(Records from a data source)
▼▼▼
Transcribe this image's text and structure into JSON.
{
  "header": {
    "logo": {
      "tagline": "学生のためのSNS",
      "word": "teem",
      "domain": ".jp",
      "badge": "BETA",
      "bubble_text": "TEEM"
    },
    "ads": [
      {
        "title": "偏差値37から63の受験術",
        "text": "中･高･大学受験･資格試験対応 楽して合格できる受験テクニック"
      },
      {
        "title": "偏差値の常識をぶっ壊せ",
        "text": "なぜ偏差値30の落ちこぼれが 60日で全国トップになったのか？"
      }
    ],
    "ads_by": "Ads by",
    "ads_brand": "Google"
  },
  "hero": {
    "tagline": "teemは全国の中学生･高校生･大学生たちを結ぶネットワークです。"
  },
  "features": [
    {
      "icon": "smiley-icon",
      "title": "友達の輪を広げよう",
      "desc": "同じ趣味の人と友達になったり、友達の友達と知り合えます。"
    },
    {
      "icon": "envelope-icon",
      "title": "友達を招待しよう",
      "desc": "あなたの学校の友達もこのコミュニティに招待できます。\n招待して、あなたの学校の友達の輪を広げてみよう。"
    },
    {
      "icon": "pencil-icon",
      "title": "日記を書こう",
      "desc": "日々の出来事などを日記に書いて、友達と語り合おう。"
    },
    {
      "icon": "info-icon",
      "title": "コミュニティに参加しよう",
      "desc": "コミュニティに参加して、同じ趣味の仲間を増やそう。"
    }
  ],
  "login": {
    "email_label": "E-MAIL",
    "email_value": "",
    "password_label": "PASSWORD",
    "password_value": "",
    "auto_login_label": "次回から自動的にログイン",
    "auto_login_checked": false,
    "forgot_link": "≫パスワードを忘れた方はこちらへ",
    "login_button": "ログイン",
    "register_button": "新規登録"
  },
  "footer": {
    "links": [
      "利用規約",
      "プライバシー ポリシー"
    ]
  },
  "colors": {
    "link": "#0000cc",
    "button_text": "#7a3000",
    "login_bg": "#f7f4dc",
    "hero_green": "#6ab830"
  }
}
▲▲▲
→ YOUR TASK
Write out every record verbatim.

→ RIGHT ANSWER
Transcribe this image's text and structure into JSON.
{
  "header": {
    "logo": {
      "tagline": "学生のためのSNS",
      "word": "teem",
      "domain": ".jp",
      "badge": "BETA",
      "bubble_text": "TEEM"
    },
    "ads": [
      {
        "title": "偏差値37から63の受験術",
        "text": "中･高･大学受験･資格試験対応 楽して合格できる受験テクニック"
      },
      {
        "title": "偏差値の常識をぶっ壊せ",
        "text": "なぜ偏差値30の落ちこぼれが 60日で全国トップになったのか？"
      }
    ],
    "ads_by": "Ads by",
    "ads_brand": "Google"
  },
  "hero": {
    "tagline": "teemは全国の中学生･高校生･大学生たちを結ぶネットワークです。"
  },
  "features": [
    {
      "icon": "smiley-icon",
      "title": "友達の輪を広げよう",
      "desc": "同じ趣味の人と友達になったり、友達の友達と知り合えます。"
    },
    {
      "icon": "envelope-icon",
      "title": "友達を招待しよう",
      "desc": "あなたの学校の友達もこのコミュニティに招待できます。\n招待して、あなたの学校の友達の輪を広げてみよう。"
    },
    {
      "icon": "pencil-icon",
      "title": "日記を書こう",
      "desc": "日々の出来事などを日記に書いて、友達と語り合おう。"
    },
    {
      "icon": "info-icon",
      "title": "コミュニティに参加しよう",
      "desc": "コミュニティに参加して、同じ趣味の仲間を増やそう。"
    }
  ],
  "login": {
    "email_label": "E-MAIL",
    "email_value": "",
    "password_label": "PASSWORD",
    "password_value": "",
    "auto_login_label": "次回から自動的にログイン",
    "auto_login_checked": false,
    "forgot_link": "≫パスワードを忘れた方はこちらへ",
    "login_button": "ログイン",
    "register_button": "新規登録"
  },
  "footer": {
    "links": [
      "利用規約",
      "プライバシー ポリシー"
    ]
  },
  "colors": {
    "link": "#0000cc",
    "button_text": "#7a3000",
    "login_bg": "#f7f4dc",
    "hero_green": "#6ab830"
  }
}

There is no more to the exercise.